TASK TO COMPLETE:
Write out the records below once more, exactly as they stand.

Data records
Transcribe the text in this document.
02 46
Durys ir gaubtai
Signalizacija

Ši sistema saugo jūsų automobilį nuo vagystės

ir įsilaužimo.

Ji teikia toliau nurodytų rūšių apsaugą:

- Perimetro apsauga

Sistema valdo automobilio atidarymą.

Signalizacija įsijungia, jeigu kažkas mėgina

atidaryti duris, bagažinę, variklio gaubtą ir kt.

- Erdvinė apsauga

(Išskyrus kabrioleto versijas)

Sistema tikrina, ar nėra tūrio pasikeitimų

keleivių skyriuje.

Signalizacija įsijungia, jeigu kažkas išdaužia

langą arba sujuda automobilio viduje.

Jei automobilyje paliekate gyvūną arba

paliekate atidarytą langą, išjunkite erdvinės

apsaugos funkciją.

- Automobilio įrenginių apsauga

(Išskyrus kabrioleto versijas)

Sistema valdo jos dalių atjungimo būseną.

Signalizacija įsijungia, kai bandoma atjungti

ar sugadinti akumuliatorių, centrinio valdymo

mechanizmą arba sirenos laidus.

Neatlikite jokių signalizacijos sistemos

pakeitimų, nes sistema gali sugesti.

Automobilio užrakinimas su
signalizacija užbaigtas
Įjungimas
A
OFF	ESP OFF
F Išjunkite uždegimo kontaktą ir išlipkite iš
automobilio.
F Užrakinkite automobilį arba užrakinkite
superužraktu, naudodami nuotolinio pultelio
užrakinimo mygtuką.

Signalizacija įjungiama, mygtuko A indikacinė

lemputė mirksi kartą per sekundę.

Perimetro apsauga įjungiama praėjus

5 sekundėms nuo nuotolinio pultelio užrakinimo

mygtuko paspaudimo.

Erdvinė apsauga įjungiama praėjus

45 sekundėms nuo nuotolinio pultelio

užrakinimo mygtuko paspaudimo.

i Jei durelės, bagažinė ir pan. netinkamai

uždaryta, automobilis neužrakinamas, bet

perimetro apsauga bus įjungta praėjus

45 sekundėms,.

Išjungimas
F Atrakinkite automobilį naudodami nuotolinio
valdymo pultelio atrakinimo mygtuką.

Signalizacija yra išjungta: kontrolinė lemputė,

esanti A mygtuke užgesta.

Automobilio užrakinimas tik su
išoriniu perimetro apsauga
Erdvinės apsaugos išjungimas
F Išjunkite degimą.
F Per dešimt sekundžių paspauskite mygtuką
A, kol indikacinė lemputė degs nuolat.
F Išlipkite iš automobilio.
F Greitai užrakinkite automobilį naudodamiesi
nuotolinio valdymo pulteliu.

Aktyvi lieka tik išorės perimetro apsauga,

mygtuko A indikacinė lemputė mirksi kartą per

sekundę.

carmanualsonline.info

THE REPLY:
Transcribe the text in this document.
02 46
Durys ir gaubtai
Signalizacija

Ši sistema saugo jūsų automobilį nuo vagystės

ir įsilaužimo.

Ji teikia toliau nurodytų rūšių apsaugą:

- Perimetro apsauga

Sistema valdo automobilio atidarymą.

Signalizacija įsijungia, jeigu kažkas mėgina

atidaryti duris, bagažinę, variklio gaubtą ir kt.

- Erdvinė apsauga

(Išskyrus kabrioleto versijas)

Sistema tikrina, ar nėra tūrio pasikeitimų

keleivių skyriuje.

Signalizacija įsijungia, jeigu kažkas išdaužia

langą arba sujuda automobilio viduje.

Jei automobilyje paliekate gyvūną arba

paliekate atidarytą langą, išjunkite erdvinės

apsaugos funkciją.

- Automobilio įrenginių apsauga

(Išskyrus kabrioleto versijas)

Sistema valdo jos dalių atjungimo būseną.

Signalizacija įsijungia, kai bandoma atjungti

ar sugadinti akumuliatorių, centrinio valdymo

mechanizmą arba sirenos laidus.

Neatlikite jokių signalizacijos sistemos

pakeitimų, nes sistema gali sugesti.

Automobilio užrakinimas su
signalizacija užbaigtas
Įjungimas
A
OFF	ESP OFF
F Išjunkite uždegimo kontaktą ir išlipkite iš
automobilio.
F Užrakinkite automobilį arba užrakinkite
superužraktu, naudodami nuotolinio pultelio
užrakinimo mygtuką.

Signalizacija įjungiama, mygtuko A indikacinė

lemputė mirksi kartą per sekundę.

Perimetro apsauga įjungiama praėjus

5 sekundėms nuo nuotolinio pultelio užrakinimo

mygtuko paspaudimo.

Erdvinė apsauga įjungiama praėjus

45 sekundėms nuo nuotolinio pultelio

užrakinimo mygtuko paspaudimo.

i Jei durelės, bagažinė ir pan. netinkamai

uždaryta, automobilis neužrakinamas, bet

perimetro apsauga bus įjungta praėjus

45 sekundėms,.

Išjungimas
F Atrakinkite automobilį naudodami nuotolinio
valdymo pultelio atrakinimo mygtuką.

Signalizacija yra išjungta: kontrolinė lemputė,

esanti A mygtuke užgesta.

Automobilio užrakinimas tik su
išoriniu perimetro apsauga
Erdvinės apsaugos išjungimas
F Išjunkite degimą.
F Per dešimt sekundžių paspauskite mygtuką
A, kol indikacinė lemputė degs nuolat.
F Išlipkite iš automobilio.
F Greitai užrakinkite automobilį naudodamiesi
nuotolinio valdymo pulteliu.

Aktyvi lieka tik išorės perimetro apsauga,

mygtuko A indikacinė lemputė mirksi kartą per

sekundę.

carmanualsonline.info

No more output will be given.